== Goal of the exercise ==
Transcribe the records exactly from the line with "Convert this document image to plain text." to the end, both included.

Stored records
-- START --
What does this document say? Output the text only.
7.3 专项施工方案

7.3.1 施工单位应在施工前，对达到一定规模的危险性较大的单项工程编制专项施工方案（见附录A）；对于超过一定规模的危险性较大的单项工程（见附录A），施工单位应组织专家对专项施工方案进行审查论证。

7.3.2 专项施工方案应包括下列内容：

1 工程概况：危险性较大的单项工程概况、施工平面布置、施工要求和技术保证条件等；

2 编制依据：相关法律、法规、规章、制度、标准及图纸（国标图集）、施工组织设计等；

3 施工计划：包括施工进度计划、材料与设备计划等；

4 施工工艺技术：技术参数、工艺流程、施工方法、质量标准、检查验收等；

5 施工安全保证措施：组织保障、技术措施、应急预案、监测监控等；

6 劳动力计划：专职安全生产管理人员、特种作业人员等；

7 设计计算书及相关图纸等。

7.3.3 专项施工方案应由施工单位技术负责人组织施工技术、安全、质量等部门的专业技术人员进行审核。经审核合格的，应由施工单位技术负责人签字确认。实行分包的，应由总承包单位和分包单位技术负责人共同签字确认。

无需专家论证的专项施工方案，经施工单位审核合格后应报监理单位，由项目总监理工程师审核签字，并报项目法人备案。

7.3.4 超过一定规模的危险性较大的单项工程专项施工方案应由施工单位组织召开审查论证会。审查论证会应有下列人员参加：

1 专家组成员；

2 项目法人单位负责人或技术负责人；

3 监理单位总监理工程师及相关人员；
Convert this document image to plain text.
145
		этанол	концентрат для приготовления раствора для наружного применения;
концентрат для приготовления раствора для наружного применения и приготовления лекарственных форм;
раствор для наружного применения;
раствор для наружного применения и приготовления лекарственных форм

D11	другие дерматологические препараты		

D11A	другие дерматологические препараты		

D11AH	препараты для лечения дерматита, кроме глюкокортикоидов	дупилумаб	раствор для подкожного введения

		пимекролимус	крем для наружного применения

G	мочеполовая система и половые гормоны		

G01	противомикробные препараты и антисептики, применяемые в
-- END --
== Reply to the exercise ==
Convert this document image to plain text.
145
		этанол	концентрат для приготовления раствора для наружного применения;
концентрат для приготовления раствора для наружного применения и приготовления лекарственных форм;
раствор для наружного применения;
раствор для наружного применения и приготовления лекарственных форм

D11	другие дерматологические препараты		

D11A	другие дерматологические препараты		

D11AH	препараты для лечения дерматита, кроме глюкокортикоидов	дупилумаб	раствор для подкожного введения

		пимекролимус	крем для наружного применения

G	мочеполовая система и половые гормоны		

G01	противомикробные препараты и антисептики, применяемые в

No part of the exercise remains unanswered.